#### What to do:
Search the material and gather each line with "drop" in it.

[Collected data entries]

'''

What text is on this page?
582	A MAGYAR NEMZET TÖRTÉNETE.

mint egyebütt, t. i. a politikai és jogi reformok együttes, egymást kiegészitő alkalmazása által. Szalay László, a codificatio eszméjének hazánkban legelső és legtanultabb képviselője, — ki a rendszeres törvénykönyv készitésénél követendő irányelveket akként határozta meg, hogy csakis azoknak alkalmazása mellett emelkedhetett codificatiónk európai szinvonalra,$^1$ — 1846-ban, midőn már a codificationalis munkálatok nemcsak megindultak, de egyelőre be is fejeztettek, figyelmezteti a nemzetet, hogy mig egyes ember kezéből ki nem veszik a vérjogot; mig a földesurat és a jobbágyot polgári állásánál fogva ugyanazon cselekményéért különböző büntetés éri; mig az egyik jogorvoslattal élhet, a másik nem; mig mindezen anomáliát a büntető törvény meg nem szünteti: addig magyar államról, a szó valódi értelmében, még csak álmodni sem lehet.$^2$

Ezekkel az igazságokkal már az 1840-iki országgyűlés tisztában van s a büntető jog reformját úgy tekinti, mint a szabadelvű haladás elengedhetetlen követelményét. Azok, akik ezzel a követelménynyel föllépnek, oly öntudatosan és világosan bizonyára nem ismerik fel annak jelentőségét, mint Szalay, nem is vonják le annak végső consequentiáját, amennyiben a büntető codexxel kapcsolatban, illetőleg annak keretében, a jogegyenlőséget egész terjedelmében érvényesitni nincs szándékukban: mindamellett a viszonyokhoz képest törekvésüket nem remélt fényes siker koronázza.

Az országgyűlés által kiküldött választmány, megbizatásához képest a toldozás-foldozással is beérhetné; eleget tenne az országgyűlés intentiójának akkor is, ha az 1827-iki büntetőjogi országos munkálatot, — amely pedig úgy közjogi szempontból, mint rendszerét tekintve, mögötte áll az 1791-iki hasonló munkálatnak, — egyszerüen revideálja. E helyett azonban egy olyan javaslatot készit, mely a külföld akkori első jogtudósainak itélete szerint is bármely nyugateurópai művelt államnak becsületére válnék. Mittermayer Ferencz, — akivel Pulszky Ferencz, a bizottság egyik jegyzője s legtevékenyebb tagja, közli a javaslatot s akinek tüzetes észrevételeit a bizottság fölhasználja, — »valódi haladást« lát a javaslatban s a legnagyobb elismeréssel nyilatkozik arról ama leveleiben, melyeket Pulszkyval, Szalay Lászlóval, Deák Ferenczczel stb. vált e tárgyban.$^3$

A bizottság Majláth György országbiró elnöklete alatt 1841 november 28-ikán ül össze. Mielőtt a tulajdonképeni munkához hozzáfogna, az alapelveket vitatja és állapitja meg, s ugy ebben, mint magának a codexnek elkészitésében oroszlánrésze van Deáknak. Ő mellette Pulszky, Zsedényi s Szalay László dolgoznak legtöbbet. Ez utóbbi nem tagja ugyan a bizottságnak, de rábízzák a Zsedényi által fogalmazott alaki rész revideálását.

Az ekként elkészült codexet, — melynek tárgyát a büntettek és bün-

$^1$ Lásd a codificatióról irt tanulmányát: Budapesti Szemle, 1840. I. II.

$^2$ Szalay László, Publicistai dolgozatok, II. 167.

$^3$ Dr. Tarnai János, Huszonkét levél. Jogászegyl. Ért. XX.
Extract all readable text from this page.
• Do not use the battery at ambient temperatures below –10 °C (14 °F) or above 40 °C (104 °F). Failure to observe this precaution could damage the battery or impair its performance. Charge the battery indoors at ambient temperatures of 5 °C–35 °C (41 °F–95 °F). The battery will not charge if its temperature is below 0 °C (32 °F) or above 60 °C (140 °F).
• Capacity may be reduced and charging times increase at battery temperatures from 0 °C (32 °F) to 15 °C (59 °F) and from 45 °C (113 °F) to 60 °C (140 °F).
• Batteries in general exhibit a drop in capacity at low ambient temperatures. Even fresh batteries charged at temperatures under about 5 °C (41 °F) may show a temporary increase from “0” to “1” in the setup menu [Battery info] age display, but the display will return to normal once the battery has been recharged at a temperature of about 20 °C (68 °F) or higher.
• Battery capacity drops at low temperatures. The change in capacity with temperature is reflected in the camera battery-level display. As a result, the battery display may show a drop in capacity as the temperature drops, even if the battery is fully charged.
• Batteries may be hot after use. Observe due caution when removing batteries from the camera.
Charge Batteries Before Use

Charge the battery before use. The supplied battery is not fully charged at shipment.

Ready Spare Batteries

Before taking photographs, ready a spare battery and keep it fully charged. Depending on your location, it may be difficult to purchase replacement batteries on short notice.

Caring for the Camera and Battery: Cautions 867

'''

#### Response:
• Batteries in general exhibit a drop in capacity at low ambient temperatures. Even fresh batteries charged at temperatures under about 5 °C (41 °F) may show a temporary increase from “0” to “1” in the setup menu [Battery info] age display, but the display will return to normal once the battery has been recharged at a temperature of about 20 °C (68 °F) or higher.
• Battery capacity drops at low temperatures. The change in capacity with temperature is reflected in the camera battery-level display. As a result, the battery display may show a drop in capacity as the temperature drops, even if the battery is fully charged.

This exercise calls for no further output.